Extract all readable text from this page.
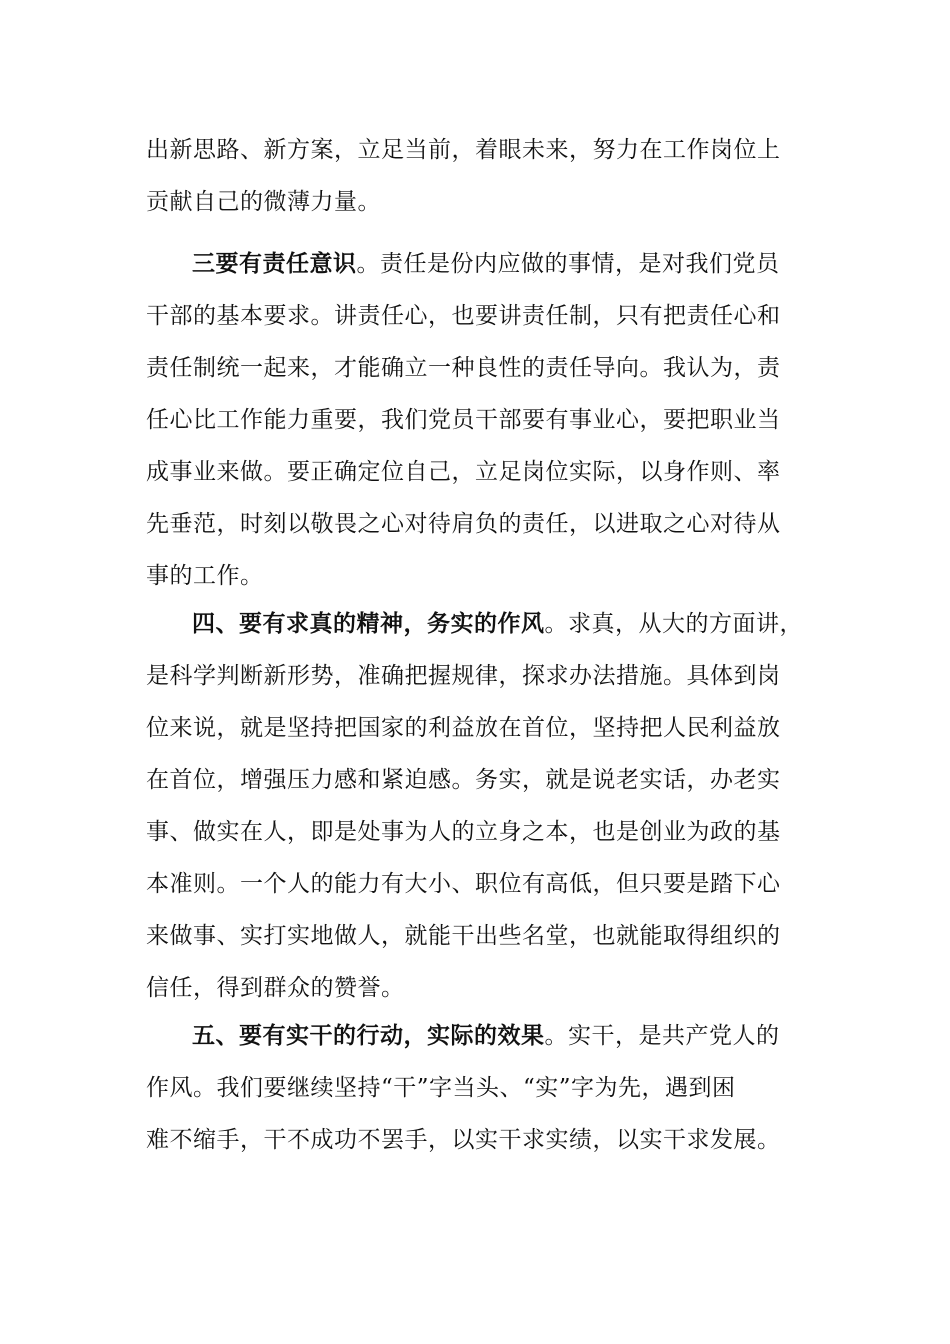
出新思路、新方案，立足当前，着眼未来，努力在工作岗位上
贡献自己的微薄力量。
三要有责任意识。责任是份内应做的事情，是对我们党员
干部的基本要求。讲责任心，也要讲责任制，只有把责任心和
责任制统一起来，才能确立一种良性的责任导向。我认为，责
任心比工作能力重要，我们党员干部要有事业心，要把职业当
成事业来做。要正确定位自己，立足岗位实际，以身作则、率
先垂范，时刻以敬畏之心对待肩负的责任，以进取之心对待从
事的工作。
四、要有求真的精神，务实的作风。求真，从大的方面讲，
是科学判断新形势，准确把握规律，探求办法措施。具体到岗
位来说，就是坚持把国家的利益放在首位，坚持把人民利益放
在首位，增强压力感和紧迫感。务实，就是说老实话，办老实
事、做实在人，即是处事为人的立身之本，也是创业为政的基
本准则。一个人的能力有大小、职位有高低，但只要是踏下心
来做事、实打实地做人，就能干出些名堂，也就能取得组织的
信任，得到群众的赞誉。
五、要有实干的行动，实际的效果。实干，是共产党人的
作风。我们要继续坚持“干”字当头、“实”字为先，遇到困
难不缩手，干不成功不罢手，以实干求实绩，以实干求发展。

▸ **Aim of the task**: Set down every record once more, word for word, without pictures.

▸ **Exercise output**:
Extract all readable text from this page.
出新思路、新方案，立足当前，着眼未来，努力在工作岗位上
贡献自己的微薄力量。
三要有责任意识。责任是份内应做的事情，是对我们党员
干部的基本要求。讲责任心，也要讲责任制，只有把责任心和
责任制统一起来，才能确立一种良性的责任导向。我认为，责
任心比工作能力重要，我们党员干部要有事业心，要把职业当
成事业来做。要正确定位自己，立足岗位实际，以身作则、率
先垂范，时刻以敬畏之心对待肩负的责任，以进取之心对待从
事的工作。
四、要有求真的精神，务实的作风。求真，从大的方面讲，
是科学判断新形势，准确把握规律，探求办法措施。具体到岗
位来说，就是坚持把国家的利益放在首位，坚持把人民利益放
在首位，增强压力感和紧迫感。务实，就是说老实话，办老实
事、做实在人，即是处事为人的立身之本，也是创业为政的基
本准则。一个人的能力有大小、职位有高低，但只要是踏下心
来做事、实打实地做人，就能干出些名堂，也就能取得组织的
信任，得到群众的赞誉。
五、要有实干的行动，实际的效果。实干，是共产党人的
作风。我们要继续坚持“干”字当头、“实”字为先，遇到困
难不缩手，干不成功不罢手，以实干求实绩，以实干求发展。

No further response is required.